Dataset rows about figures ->
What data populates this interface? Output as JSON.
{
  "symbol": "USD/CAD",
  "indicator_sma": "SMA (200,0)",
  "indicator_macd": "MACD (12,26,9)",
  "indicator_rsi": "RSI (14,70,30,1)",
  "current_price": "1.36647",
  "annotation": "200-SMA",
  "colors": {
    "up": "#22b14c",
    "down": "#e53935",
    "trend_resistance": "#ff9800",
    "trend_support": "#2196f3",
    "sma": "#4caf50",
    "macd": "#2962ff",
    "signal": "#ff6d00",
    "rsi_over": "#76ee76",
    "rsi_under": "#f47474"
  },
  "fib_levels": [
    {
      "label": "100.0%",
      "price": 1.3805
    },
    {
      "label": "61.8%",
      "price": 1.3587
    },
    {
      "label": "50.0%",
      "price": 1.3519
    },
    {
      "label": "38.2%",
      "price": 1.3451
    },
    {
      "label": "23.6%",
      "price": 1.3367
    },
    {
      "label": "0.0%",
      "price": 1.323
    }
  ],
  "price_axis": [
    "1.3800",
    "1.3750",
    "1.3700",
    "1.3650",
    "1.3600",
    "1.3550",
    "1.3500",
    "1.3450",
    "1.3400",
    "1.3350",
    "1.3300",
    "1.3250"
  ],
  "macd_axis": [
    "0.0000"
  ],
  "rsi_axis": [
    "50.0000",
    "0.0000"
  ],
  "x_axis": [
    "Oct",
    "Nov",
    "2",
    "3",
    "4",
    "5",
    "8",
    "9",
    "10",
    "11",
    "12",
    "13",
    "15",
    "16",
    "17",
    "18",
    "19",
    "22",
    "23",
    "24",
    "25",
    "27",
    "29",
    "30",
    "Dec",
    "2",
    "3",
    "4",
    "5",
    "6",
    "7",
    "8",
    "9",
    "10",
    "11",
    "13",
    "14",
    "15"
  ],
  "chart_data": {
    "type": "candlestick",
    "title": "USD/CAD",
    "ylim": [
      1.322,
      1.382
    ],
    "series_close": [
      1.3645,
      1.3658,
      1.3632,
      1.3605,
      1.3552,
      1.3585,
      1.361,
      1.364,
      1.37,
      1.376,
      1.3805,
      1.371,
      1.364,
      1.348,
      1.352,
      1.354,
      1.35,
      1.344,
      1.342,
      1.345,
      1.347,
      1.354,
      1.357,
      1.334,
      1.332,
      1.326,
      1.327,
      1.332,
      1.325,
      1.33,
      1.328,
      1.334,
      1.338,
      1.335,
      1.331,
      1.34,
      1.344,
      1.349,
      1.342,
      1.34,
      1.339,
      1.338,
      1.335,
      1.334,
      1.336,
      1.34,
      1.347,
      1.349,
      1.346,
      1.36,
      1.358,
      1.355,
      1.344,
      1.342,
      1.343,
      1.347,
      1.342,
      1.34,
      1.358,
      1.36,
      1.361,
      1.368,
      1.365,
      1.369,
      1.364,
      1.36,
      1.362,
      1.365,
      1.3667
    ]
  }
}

Goal -> Give the listing again, word for word.

Solved problem ->
What data populates this interface? Output as JSON.
{
  "symbol": "USD/CAD",
  "indicator_sma": "SMA (200,0)",
  "indicator_macd": "MACD (12,26,9)",
  "indicator_rsi": "RSI (14,70,30,1)",
  "current_price": "1.36647",
  "annotation": "200-SMA",
  "colors": {
    "up": "#22b14c",
    "down": "#e53935",
    "trend_resistance": "#ff9800",
    "trend_support": "#2196f3",
    "sma": "#4caf50",
    "macd": "#2962ff",
    "signal": "#ff6d00",
    "rsi_over": "#76ee76",
    "rsi_under": "#f47474"
  },
  "fib_levels": [
    {
      "label": "100.0%",
      "price": 1.3805
    },
    {
      "label": "61.8%",
      "price": 1.3587
    },
    {
      "label": "50.0%",
      "price": 1.3519
    },
    {
      "label": "38.2%",
      "price": 1.3451
    },
    {
      "label": "23.6%",
      "price": 1.3367
    },
    {
      "label": "0.0%",
      "price": 1.323
    }
  ],
  "price_axis": [
    "1.3800",
    "1.3750",
    "1.3700",
    "1.3650",
    "1.3600",
    "1.3550",
    "1.3500",
    "1.3450",
    "1.3400",
    "1.3350",
    "1.3300",
    "1.3250"
  ],
  "macd_axis": [
    "0.0000"
  ],
  "rsi_axis": [
    "50.0000",
    "0.0000"
  ],
  "x_axis": [
    "Oct",
    "Nov",
    "2",
    "3",
    "4",
    "5",
    "8",
    "9",
    "10",
    "11",
    "12",
    "13",
    "15",
    "16",
    "17",
    "18",
    "19",
    "22",
    "23",
    "24",
    "25",
    "27",
    "29",
    "30",
    "Dec",
    "2",
    "3",
    "4",
    "5",
    "6",
    "7",
    "8",
    "9",
    "10",
    "11",
    "13",
    "14",
    "15"
  ],
  "chart_data": {
    "type": "candlestick",
    "title": "USD/CAD",
    "ylim": [
      1.322,
      1.382
    ],
    "series_close": [
      1.3645,
      1.3658,
      1.3632,
      1.3605,
      1.3552,
      1.3585,
      1.361,
      1.364,
      1.37,
      1.376,
      1.3805,
      1.371,
      1.364,
      1.348,
      1.352,
      1.354,
      1.35,
      1.344,
      1.342,
      1.345,
      1.347,
      1.354,
      1.357,
      1.334,
      1.332,
      1.326,
      1.327,
      1.332,
      1.325,
      1.33,
      1.328,
      1.334,
      1.338,
      1.335,
      1.331,
      1.34,
      1.344,
      1.349,
      1.342,
      1.34,
      1.339,
      1.338,
      1.335,
      1.334,
      1.336,
      1.34,
      1.347,
      1.349,
      1.346,
      1.36,
      1.358,
      1.355,
      1.344,
      1.342,
      1.343,
      1.347,
      1.342,
      1.34,
      1.358,
      1.36,
      1.361,
      1.368,
      1.365,
      1.369,
      1.364,
      1.36,
      1.362,
      1.365,
      1.3667
    ]
  }
}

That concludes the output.